**Work to complete**. Output the data exactly, with every line intact.

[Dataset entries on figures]
- - - -
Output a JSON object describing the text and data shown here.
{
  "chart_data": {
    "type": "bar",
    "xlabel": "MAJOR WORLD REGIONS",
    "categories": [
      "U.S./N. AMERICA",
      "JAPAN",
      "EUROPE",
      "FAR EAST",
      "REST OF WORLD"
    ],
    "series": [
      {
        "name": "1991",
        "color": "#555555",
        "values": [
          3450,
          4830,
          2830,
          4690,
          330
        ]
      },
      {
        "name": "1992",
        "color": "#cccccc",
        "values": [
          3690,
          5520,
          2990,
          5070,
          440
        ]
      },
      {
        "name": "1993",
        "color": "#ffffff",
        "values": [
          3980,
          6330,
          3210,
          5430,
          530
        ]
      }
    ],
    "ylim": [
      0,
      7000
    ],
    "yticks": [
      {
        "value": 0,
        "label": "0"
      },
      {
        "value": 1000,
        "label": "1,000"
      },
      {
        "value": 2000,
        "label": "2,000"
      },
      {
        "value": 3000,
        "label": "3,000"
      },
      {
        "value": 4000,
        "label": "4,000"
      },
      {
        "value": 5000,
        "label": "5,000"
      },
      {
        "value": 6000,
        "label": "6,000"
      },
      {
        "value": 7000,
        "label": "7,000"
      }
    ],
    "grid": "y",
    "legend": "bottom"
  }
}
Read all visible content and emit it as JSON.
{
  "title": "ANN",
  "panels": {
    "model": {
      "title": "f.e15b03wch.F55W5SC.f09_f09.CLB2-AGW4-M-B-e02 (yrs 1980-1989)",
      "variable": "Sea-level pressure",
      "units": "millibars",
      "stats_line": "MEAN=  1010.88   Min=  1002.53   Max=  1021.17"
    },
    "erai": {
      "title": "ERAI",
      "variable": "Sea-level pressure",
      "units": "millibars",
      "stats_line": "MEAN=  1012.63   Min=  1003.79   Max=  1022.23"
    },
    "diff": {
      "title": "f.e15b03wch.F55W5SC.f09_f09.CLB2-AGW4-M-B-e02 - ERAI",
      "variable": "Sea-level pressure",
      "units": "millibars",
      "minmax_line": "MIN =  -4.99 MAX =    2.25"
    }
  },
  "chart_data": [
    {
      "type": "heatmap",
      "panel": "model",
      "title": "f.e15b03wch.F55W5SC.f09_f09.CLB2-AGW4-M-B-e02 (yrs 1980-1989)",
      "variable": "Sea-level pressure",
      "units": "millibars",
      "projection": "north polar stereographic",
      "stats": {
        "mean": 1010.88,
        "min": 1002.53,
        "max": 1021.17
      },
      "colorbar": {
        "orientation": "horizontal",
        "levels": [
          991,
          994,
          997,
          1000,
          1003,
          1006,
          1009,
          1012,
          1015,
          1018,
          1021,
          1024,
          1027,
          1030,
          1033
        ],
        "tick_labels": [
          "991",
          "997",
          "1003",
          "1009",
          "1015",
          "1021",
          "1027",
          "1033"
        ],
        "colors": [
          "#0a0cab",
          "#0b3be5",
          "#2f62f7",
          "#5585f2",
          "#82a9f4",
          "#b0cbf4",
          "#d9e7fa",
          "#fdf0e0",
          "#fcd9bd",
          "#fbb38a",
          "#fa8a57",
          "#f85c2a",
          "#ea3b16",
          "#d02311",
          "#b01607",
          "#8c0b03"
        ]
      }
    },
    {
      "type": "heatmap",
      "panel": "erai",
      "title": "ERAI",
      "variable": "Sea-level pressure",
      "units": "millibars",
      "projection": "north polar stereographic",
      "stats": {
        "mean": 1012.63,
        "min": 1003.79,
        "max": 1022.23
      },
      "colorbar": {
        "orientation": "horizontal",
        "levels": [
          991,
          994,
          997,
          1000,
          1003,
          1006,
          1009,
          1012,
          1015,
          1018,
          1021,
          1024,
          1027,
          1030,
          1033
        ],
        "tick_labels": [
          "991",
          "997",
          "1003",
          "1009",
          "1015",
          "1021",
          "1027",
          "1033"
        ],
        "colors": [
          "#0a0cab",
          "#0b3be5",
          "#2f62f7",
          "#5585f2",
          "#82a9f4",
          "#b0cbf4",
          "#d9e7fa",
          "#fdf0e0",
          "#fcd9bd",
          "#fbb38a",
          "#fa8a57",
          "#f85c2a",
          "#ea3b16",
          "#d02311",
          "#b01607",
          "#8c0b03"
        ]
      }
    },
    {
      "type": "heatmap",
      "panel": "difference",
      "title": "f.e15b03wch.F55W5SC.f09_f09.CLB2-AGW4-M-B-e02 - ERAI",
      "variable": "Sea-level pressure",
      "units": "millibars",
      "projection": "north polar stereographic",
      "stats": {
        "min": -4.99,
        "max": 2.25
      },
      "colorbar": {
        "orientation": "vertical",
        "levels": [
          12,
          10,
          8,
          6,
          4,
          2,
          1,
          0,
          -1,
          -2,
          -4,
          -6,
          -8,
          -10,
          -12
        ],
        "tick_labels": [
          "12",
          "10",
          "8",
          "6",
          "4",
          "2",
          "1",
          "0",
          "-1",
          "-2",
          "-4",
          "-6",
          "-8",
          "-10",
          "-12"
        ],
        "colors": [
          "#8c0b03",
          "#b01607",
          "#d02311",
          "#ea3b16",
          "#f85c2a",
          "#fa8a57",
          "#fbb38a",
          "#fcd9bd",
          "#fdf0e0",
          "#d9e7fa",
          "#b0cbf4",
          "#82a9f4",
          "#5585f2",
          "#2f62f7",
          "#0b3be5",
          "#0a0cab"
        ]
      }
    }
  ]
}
- - - -
**Result of this task**.
Output a JSON object describing the text and data shown here.
{
  "chart_data": {
    "type": "bar",
    "xlabel": "MAJOR WORLD REGIONS",
    "categories": [
      "U.S./N. AMERICA",
      "JAPAN",
      "EUROPE",
      "FAR EAST",
      "REST OF WORLD"
    ],
    "series": [
      {
        "name": "1991",
        "color": "#555555",
        "values": [
          3450,
          4830,
          2830,
          4690,
          330
        ]
      },
      {
        "name": "1992",
        "color": "#cccccc",
        "values": [
          3690,
          5520,
          2990,
          5070,
          440
        ]
      },
      {
        "name": "1993",
        "color": "#ffffff",
        "values": [
          3980,
          6330,
          3210,
          5430,
          530
        ]
      }
    ],
    "ylim": [
      0,
      7000
    ],
    "yticks": [
      {
        "value": 0,
        "label": "0"
      },
      {
        "value": 1000,
        "label": "1,000"
      },
      {
        "value": 2000,
        "label": "2,000"
      },
      {
        "value": 3000,
        "label": "3,000"
      },
      {
        "value": 4000,
        "label": "4,000"
      },
      {
        "value": 5000,
        "label": "5,000"
      },
      {
        "value": 6000,
        "label": "6,000"
      },
      {
        "value": 7000,
        "label": "7,000"
      }
    ],
    "grid": "y",
    "legend": "bottom"
  }
}
Read all visible content and emit it as JSON.
{
  "title": "ANN",
  "panels": {
    "model": {
      "title": "f.e15b03wch.F55W5SC.f09_f09.CLB2-AGW4-M-B-e02 (yrs 1980-1989)",
      "variable": "Sea-level pressure",
      "units": "millibars",
      "stats_line": "MEAN=  1010.88   Min=  1002.53   Max=  1021.17"
    },
    "erai": {
      "title": "ERAI",
      "variable": "Sea-level pressure",
      "units": "millibars",
      "stats_line": "MEAN=  1012.63   Min=  1003.79   Max=  1022.23"
    },
    "diff": {
      "title": "f.e15b03wch.F55W5SC.f09_f09.CLB2-AGW4-M-B-e02 - ERAI",
      "variable": "Sea-level pressure",
      "units": "millibars",
      "minmax_line": "MIN =  -4.99 MAX =    2.25"
    }
  },
  "chart_data": [
    {
      "type": "heatmap",
      "panel": "model",
      "title": "f.e15b03wch.F55W5SC.f09_f09.CLB2-AGW4-M-B-e02 (yrs 1980-1989)",
      "variable": "Sea-level pressure",
      "units": "millibars",
      "projection": "north polar stereographic",
      "stats": {
        "mean": 1010.88,
        "min": 1002.53,
        "max": 1021.17
      },
      "colorbar": {
        "orientation": "horizontal",
        "levels": [
          991,
          994,
          997,
          1000,
          1003,
          1006,
          1009,
          1012,
          1015,
          1018,
          1021,
          1024,
          1027,
          1030,
          1033
        ],
        "tick_labels": [
          "991",
          "997",
          "1003",
          "1009",
          "1015",
          "1021",
          "1027",
          "1033"
        ],
        "colors": [
          "#0a0cab",
          "#0b3be5",
          "#2f62f7",
          "#5585f2",
          "#82a9f4",
          "#b0cbf4",
          "#d9e7fa",
          "#fdf0e0",
          "#fcd9bd",
          "#fbb38a",
          "#fa8a57",
          "#f85c2a",
          "#ea3b16",
          "#d02311",
          "#b01607",
          "#8c0b03"
        ]
      }
    },
    {
      "type": "heatmap",
      "panel": "erai",
      "title": "ERAI",
      "variable": "Sea-level pressure",
      "units": "millibars",
      "projection": "north polar stereographic",
      "stats": {
        "mean": 1012.63,
        "min": 1003.79,
        "max": 1022.23
      },
      "colorbar": {
        "orientation": "horizontal",
        "levels": [
          991,
          994,
          997,
          1000,
          1003,
          1006,
          1009,
          1012,
          1015,
          1018,
          1021,
          1024,
          1027,
          1030,
          1033
        ],
        "tick_labels": [
          "991",
          "997",
          "1003",
          "1009",
          "1015",
          "1021",
          "1027",
          "1033"
        ],
        "colors": [
          "#0a0cab",
          "#0b3be5",
          "#2f62f7",
          "#5585f2",
          "#82a9f4",
          "#b0cbf4",
          "#d9e7fa",
          "#fdf0e0",
          "#fcd9bd",
          "#fbb38a",
          "#fa8a57",
          "#f85c2a",
          "#ea3b16",
          "#d02311",
          "#b01607",
          "#8c0b03"
        ]
      }
    },
    {
      "type": "heatmap",
      "panel": "difference",
      "title": "f.e15b03wch.F55W5SC.f09_f09.CLB2-AGW4-M-B-e02 - ERAI",
      "variable": "Sea-level pressure",
      "units": "millibars",
      "projection": "north polar stereographic",
      "stats": {
        "min": -4.99,
        "max": 2.25
      },
      "colorbar": {
        "orientation": "vertical",
        "levels": [
          12,
          10,
          8,
          6,
          4,
          2,
          1,
          0,
          -1,
          -2,
          -4,
          -6,
          -8,
          -10,
          -12
        ],
        "tick_labels": [
          "12",
          "10",
          "8",
          "6",
          "4",
          "2",
          "1",
          "0",
          "-1",
          "-2",
          "-4",
          "-6",
          "-8",
          "-10",
          "-12"
        ],
        "colors": [
          "#8c0b03",
          "#b01607",
          "#d02311",
          "#ea3b16",
          "#f85c2a",
          "#fa8a57",
          "#fbb38a",
          "#fcd9bd",
          "#fdf0e0",
          "#d9e7fa",
          "#b0cbf4",
          "#82a9f4",
          "#5585f2",
          "#2f62f7",
          "#0b3be5",
          "#0a0cab"
        ]
      }
    }
  ]
}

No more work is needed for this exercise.